What you are asked to do:
Without omitting anything, return the records precisely as given.

↓↓↓

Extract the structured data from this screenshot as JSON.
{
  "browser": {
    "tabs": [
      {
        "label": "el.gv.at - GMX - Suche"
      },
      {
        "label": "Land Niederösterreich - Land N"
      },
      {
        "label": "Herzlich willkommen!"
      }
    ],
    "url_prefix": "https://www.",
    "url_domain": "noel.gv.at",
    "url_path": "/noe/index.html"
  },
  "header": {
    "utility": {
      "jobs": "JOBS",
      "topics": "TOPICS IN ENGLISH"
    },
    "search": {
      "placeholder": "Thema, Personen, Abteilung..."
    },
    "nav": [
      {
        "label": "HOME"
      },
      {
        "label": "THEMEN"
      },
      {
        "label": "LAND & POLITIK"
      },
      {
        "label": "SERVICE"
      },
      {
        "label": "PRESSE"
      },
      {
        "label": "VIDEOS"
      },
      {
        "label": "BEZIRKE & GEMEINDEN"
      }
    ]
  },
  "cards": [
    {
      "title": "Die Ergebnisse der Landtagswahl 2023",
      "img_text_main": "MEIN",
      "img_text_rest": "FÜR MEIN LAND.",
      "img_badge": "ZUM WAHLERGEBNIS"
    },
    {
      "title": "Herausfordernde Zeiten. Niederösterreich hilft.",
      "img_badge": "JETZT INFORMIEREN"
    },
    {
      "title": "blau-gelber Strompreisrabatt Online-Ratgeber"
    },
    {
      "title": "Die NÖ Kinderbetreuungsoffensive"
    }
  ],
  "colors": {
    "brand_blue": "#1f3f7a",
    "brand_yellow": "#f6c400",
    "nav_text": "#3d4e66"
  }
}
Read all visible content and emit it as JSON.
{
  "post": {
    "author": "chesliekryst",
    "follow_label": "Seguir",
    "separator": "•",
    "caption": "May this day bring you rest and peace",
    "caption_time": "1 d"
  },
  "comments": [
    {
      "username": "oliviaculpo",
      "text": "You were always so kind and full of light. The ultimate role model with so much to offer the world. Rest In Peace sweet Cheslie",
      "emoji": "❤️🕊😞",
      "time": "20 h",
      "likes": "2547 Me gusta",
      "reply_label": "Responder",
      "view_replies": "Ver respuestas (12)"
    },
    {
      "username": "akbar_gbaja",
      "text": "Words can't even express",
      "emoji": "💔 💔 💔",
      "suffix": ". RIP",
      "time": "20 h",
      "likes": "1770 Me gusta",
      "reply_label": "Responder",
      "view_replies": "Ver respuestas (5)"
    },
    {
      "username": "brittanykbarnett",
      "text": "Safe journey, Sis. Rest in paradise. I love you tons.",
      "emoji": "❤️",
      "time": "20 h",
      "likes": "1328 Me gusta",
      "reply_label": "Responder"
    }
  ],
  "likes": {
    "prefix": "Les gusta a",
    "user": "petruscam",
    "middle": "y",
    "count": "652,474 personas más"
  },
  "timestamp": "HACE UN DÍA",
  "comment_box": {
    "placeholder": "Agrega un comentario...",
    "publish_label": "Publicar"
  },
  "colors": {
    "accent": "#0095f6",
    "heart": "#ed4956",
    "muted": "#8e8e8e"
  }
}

↑↑↑

Problem solution:
Extract the structured data from this screenshot as JSON.
{
  "browser": {
    "tabs": [
      {
        "label": "el.gv.at - GMX - Suche"
      },
      {
        "label": "Land Niederösterreich - Land N"
      },
      {
        "label": "Herzlich willkommen!"
      }
    ],
    "url_prefix": "https://www.",
    "url_domain": "noel.gv.at",
    "url_path": "/noe/index.html"
  },
  "header": {
    "utility": {
      "jobs": "JOBS",
      "topics": "TOPICS IN ENGLISH"
    },
    "search": {
      "placeholder": "Thema, Personen, Abteilung..."
    },
    "nav": [
      {
        "label": "HOME"
      },
      {
        "label": "THEMEN"
      },
      {
        "label": "LAND & POLITIK"
      },
      {
        "label": "SERVICE"
      },
      {
        "label": "PRESSE"
      },
      {
        "label": "VIDEOS"
      },
      {
        "label": "BEZIRKE & GEMEINDEN"
      }
    ]
  },
  "cards": [
    {
      "title": "Die Ergebnisse der Landtagswahl 2023",
      "img_text_main": "MEIN",
      "img_text_rest": "FÜR MEIN LAND.",
      "img_badge": "ZUM WAHLERGEBNIS"
    },
    {
      "title": "Herausfordernde Zeiten. Niederösterreich hilft.",
      "img_badge": "JETZT INFORMIEREN"
    },
    {
      "title": "blau-gelber Strompreisrabatt Online-Ratgeber"
    },
    {
      "title": "Die NÖ Kinderbetreuungsoffensive"
    }
  ],
  "colors": {
    "brand_blue": "#1f3f7a",
    "brand_yellow": "#f6c400",
    "nav_text": "#3d4e66"
  }
}
Read all visible content and emit it as JSON.
{
  "post": {
    "author": "chesliekryst",
    "follow_label": "Seguir",
    "separator": "•",
    "caption": "May this day bring you rest and peace",
    "caption_time": "1 d"
  },
  "comments": [
    {
      "username": "oliviaculpo",
      "text": "You were always so kind and full of light. The ultimate role model with so much to offer the world. Rest In Peace sweet Cheslie",
      "emoji": "❤️🕊😞",
      "time": "20 h",
      "likes": "2547 Me gusta",
      "reply_label": "Responder",
      "view_replies": "Ver respuestas (12)"
    },
    {
      "username": "akbar_gbaja",
      "text": "Words can't even express",
      "emoji": "💔 💔 💔",
      "suffix": ". RIP",
      "time": "20 h",
      "likes": "1770 Me gusta",
      "reply_label": "Responder",
      "view_replies": "Ver respuestas (5)"
    },
    {
      "username": "brittanykbarnett",
      "text": "Safe journey, Sis. Rest in paradise. I love you tons.",
      "emoji": "❤️",
      "time": "20 h",
      "likes": "1328 Me gusta",
      "reply_label": "Responder"
    }
  ],
  "likes": {
    "prefix": "Les gusta a",
    "user": "petruscam",
    "middle": "y",
    "count": "652,474 personas más"
  },
  "timestamp": "HACE UN DÍA",
  "comment_box": {
    "placeholder": "Agrega un comentario...",
    "publish_label": "Publicar"
  },
  "colors": {
    "accent": "#0095f6",
    "heart": "#ed4956",
    "muted": "#8e8e8e"
  }
}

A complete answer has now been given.